How many lines in these records hold the string "plano"? State only that number.

- _INPUT FOR THIS TASK_

#####

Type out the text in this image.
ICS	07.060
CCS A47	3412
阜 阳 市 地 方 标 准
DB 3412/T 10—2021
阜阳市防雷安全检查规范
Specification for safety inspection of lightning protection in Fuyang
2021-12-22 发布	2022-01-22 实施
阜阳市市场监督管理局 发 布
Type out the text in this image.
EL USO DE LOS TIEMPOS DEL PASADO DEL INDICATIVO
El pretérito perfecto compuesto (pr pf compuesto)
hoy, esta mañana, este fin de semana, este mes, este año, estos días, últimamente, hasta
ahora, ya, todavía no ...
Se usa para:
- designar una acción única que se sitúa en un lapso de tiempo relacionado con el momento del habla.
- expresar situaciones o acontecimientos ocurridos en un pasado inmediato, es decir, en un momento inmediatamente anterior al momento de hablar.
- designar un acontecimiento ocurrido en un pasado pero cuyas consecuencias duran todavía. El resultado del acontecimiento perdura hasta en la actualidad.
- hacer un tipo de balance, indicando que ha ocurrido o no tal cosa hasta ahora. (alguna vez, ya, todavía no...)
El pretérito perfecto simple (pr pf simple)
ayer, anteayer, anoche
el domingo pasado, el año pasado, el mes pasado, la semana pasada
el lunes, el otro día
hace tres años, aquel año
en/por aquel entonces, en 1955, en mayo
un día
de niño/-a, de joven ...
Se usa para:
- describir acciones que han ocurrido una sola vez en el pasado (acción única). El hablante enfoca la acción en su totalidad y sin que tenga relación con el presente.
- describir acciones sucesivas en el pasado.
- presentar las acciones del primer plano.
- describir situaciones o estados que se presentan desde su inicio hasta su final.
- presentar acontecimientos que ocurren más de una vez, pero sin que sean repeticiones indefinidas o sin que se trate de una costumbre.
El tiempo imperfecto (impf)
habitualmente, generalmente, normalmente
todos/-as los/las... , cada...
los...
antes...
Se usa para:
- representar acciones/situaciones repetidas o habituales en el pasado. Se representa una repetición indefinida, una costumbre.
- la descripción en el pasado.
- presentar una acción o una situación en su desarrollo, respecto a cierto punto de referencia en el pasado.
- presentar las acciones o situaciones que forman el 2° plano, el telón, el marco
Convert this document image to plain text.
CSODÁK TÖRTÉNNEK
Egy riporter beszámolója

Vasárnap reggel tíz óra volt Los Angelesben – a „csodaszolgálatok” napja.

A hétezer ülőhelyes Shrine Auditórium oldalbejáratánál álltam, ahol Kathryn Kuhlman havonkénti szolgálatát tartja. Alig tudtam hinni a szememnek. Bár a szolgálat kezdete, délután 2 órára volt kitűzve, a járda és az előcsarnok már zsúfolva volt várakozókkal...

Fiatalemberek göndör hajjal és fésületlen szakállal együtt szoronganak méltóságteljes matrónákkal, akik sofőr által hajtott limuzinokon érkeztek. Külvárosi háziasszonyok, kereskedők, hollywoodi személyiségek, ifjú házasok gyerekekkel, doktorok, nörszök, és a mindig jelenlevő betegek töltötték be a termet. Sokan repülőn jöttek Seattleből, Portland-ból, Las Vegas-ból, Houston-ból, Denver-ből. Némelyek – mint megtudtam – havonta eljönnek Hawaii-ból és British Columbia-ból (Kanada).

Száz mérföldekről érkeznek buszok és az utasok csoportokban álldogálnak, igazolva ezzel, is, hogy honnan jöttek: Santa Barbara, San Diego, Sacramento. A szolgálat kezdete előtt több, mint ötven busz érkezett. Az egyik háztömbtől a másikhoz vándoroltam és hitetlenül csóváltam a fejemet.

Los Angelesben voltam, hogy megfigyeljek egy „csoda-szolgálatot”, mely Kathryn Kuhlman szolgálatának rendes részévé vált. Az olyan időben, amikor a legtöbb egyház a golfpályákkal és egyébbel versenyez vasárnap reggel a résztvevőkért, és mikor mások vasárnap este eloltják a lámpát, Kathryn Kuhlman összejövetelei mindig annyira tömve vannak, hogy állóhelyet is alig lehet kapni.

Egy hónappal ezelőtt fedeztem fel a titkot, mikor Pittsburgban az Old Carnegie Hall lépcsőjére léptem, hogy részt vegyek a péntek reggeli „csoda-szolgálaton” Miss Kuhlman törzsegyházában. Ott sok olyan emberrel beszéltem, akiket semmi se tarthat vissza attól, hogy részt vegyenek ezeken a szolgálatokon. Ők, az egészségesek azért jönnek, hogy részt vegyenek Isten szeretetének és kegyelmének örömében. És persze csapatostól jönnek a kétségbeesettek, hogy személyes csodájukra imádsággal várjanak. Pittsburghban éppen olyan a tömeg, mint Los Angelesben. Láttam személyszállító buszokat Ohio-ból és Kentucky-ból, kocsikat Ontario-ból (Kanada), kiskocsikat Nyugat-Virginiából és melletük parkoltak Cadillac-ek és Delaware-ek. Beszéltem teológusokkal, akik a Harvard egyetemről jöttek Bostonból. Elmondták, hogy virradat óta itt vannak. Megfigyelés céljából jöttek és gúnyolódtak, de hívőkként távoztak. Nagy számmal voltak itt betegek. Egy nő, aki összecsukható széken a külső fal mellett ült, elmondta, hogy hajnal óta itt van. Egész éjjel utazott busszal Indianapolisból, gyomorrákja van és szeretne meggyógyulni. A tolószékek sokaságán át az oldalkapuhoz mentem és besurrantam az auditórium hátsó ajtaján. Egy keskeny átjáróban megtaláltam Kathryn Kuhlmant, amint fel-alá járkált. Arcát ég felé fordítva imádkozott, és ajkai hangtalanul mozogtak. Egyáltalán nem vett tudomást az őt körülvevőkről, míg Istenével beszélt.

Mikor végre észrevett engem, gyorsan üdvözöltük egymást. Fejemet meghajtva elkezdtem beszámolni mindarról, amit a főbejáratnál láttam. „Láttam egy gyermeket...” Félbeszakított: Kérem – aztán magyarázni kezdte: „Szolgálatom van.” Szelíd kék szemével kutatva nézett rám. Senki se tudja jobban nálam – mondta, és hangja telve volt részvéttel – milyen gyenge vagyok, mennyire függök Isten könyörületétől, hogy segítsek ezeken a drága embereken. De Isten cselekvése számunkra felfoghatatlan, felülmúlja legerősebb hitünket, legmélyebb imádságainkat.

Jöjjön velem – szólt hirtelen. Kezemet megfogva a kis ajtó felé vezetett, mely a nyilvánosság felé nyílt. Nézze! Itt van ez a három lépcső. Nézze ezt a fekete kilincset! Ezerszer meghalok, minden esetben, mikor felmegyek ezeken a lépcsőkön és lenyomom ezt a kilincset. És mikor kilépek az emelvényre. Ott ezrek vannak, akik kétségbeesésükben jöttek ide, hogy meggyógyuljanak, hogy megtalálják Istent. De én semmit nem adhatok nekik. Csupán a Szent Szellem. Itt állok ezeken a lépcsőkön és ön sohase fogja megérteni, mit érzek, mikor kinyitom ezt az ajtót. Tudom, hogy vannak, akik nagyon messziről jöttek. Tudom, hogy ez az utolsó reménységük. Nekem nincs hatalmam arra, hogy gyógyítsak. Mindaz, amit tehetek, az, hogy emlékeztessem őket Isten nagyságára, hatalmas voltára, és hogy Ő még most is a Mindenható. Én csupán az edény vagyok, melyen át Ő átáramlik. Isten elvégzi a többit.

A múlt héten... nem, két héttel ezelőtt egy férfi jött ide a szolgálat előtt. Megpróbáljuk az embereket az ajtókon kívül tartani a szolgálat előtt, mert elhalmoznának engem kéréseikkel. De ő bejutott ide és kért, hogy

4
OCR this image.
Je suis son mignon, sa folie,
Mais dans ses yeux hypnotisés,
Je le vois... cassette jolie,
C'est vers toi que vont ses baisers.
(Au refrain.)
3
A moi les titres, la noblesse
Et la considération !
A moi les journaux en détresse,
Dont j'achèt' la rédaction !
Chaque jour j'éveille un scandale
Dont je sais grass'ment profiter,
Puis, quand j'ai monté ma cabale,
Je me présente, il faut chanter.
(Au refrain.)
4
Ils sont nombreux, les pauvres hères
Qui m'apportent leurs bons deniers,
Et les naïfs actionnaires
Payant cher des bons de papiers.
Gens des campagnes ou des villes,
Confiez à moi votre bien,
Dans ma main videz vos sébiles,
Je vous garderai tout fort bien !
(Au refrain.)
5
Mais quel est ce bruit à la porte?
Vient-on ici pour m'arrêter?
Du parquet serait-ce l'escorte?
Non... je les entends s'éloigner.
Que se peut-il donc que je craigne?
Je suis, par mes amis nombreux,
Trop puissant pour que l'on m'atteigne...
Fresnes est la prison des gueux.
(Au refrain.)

#####

- _RESPONSE BELOW_
2